======== Given information ========
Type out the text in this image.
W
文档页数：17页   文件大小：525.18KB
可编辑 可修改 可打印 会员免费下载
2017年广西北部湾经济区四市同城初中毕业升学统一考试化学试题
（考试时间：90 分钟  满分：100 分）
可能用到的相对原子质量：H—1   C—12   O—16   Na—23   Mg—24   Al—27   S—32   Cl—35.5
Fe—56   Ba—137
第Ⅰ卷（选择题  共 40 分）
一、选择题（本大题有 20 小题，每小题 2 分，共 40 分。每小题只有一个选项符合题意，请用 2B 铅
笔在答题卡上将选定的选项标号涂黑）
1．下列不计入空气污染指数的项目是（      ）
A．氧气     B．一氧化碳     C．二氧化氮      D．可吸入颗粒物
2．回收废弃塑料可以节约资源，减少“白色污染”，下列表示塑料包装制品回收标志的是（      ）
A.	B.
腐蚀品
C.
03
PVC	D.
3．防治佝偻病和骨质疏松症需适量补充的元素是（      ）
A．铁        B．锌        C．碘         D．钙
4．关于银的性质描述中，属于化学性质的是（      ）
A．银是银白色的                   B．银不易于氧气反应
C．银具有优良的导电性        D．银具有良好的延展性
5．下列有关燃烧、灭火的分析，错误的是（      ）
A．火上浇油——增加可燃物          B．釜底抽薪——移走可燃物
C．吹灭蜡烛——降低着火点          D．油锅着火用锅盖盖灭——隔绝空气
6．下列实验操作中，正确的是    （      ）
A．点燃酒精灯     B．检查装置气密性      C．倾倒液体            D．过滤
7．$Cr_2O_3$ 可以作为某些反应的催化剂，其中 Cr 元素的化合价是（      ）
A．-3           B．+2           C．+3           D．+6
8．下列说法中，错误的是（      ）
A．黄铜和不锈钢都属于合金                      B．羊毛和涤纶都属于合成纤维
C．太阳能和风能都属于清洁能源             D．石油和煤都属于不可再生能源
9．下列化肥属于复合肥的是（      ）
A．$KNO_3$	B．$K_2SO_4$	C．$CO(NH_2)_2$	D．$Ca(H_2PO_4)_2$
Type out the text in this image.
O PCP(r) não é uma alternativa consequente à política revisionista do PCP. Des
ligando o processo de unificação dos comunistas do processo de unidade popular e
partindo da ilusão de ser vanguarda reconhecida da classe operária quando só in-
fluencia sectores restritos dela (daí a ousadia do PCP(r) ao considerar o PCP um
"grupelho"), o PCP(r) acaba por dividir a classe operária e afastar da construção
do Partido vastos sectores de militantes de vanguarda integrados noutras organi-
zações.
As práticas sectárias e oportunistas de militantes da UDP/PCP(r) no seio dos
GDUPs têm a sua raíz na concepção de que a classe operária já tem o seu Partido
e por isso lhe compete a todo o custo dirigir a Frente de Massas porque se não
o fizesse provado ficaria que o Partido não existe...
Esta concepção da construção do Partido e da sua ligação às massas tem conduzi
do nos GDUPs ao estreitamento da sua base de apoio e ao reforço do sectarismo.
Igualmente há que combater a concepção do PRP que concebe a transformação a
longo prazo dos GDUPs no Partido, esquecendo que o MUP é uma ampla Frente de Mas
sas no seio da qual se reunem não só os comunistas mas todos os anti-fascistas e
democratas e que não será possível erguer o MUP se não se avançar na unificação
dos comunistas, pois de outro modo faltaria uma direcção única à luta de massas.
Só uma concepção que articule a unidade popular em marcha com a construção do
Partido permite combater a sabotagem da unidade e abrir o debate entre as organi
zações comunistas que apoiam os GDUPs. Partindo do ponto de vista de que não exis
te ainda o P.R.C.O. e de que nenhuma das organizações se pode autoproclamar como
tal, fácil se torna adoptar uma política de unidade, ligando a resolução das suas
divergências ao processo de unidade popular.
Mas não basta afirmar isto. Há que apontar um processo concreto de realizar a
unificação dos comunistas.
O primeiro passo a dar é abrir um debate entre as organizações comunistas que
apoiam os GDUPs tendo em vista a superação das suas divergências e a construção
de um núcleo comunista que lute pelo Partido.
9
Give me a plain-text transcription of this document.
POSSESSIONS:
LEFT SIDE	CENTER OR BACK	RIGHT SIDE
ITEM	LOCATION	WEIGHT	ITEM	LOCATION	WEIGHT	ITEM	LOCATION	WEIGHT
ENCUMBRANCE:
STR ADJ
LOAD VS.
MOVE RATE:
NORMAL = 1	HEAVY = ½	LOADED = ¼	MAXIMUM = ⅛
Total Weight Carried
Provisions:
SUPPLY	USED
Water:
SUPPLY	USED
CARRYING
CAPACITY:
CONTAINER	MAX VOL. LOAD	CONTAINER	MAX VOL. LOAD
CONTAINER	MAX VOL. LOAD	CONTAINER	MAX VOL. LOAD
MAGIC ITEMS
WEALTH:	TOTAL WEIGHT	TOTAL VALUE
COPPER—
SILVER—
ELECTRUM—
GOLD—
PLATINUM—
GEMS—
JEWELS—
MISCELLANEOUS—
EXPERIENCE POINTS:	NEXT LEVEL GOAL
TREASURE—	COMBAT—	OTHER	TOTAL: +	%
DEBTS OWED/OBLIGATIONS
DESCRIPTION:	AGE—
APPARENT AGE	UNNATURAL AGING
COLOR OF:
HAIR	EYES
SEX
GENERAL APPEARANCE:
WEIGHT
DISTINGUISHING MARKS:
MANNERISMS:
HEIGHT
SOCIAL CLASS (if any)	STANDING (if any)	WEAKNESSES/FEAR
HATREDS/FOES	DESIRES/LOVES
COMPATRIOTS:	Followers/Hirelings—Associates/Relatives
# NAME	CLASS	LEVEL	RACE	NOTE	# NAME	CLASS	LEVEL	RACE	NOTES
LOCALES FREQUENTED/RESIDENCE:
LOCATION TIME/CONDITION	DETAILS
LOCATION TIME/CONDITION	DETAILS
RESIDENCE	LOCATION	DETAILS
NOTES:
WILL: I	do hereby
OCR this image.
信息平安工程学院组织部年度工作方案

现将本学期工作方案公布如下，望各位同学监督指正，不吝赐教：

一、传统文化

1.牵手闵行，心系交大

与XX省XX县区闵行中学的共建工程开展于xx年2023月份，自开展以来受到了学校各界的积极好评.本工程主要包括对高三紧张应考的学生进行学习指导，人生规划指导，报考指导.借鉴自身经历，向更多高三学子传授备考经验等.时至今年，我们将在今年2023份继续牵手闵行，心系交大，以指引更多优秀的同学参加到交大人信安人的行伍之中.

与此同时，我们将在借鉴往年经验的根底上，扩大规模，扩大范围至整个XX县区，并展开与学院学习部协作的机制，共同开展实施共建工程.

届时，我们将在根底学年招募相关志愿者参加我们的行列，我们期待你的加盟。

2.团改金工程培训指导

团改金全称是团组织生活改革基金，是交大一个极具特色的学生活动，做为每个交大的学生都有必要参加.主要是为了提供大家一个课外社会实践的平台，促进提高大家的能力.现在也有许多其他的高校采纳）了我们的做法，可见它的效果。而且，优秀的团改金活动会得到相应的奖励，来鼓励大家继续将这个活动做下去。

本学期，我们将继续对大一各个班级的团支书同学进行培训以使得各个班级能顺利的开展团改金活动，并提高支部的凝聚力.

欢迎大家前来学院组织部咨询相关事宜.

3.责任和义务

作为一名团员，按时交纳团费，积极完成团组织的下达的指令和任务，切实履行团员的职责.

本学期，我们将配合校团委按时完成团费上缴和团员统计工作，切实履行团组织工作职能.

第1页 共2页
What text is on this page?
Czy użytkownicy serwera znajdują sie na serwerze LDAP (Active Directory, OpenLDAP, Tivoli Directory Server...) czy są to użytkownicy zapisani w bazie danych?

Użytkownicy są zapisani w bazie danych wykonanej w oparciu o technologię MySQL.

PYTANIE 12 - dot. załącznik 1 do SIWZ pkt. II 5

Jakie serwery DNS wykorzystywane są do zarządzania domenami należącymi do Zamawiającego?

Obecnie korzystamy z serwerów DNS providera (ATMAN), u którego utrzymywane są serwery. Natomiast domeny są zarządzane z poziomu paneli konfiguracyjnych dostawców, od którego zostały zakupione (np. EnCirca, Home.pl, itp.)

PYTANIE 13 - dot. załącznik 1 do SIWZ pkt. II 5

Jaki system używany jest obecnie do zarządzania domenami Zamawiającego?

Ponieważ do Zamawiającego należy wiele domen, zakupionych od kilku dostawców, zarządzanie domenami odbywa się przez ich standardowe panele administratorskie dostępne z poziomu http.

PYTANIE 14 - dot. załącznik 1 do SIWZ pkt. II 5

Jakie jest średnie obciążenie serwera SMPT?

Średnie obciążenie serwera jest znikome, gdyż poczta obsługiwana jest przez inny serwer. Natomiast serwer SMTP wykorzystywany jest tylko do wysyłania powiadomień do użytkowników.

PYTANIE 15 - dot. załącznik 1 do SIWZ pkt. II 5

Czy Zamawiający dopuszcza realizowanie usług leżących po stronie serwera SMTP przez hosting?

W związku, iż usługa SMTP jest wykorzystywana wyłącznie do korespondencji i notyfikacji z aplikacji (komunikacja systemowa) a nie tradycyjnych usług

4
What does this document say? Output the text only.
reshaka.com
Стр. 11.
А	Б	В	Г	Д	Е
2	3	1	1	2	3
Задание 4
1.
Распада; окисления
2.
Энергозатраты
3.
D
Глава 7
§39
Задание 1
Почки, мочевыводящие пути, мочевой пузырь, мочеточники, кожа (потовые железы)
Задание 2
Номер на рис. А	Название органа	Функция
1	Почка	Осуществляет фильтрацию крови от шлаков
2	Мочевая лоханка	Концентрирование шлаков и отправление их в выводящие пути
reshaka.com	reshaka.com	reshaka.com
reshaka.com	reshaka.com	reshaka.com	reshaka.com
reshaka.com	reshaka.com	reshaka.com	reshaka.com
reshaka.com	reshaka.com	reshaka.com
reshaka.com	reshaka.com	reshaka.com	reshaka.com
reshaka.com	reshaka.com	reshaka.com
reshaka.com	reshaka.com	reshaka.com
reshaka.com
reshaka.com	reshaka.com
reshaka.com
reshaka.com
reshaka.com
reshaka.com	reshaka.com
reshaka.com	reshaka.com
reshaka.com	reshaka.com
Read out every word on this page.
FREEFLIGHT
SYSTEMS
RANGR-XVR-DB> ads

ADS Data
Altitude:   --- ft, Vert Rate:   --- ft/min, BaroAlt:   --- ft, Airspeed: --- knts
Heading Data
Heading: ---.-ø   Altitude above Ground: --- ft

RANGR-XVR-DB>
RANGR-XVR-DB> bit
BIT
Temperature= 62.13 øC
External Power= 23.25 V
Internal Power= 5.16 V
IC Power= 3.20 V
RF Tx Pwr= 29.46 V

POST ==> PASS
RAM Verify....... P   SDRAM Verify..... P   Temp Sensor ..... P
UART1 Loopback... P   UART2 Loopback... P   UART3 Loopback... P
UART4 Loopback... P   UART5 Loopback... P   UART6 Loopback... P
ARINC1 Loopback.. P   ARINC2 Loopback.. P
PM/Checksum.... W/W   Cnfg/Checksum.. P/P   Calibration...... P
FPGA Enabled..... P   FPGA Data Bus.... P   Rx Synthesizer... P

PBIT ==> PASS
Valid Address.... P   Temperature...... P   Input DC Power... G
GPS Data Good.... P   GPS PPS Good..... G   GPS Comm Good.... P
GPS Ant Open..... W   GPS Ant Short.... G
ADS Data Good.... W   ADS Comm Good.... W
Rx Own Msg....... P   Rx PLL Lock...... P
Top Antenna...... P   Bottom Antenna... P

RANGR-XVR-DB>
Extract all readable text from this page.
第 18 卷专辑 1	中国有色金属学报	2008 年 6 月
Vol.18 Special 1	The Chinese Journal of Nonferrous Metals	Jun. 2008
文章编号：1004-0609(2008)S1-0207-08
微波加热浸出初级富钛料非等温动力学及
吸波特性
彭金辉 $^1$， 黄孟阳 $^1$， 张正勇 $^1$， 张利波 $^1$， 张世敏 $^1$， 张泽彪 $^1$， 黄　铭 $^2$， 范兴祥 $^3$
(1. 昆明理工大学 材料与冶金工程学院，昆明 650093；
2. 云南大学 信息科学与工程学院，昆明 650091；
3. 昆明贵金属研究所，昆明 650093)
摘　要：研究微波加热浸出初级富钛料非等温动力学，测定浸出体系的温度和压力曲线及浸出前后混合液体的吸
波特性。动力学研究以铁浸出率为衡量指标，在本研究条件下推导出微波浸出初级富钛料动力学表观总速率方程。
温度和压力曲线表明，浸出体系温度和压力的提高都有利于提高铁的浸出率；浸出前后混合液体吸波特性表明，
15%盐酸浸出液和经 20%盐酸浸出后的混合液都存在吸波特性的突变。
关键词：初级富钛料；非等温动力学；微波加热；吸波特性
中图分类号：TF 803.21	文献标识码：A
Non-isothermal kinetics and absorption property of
========
■ What is being asked: Determine how many lines of the records above contain the word "debate", and report only that number.

■ In response: 2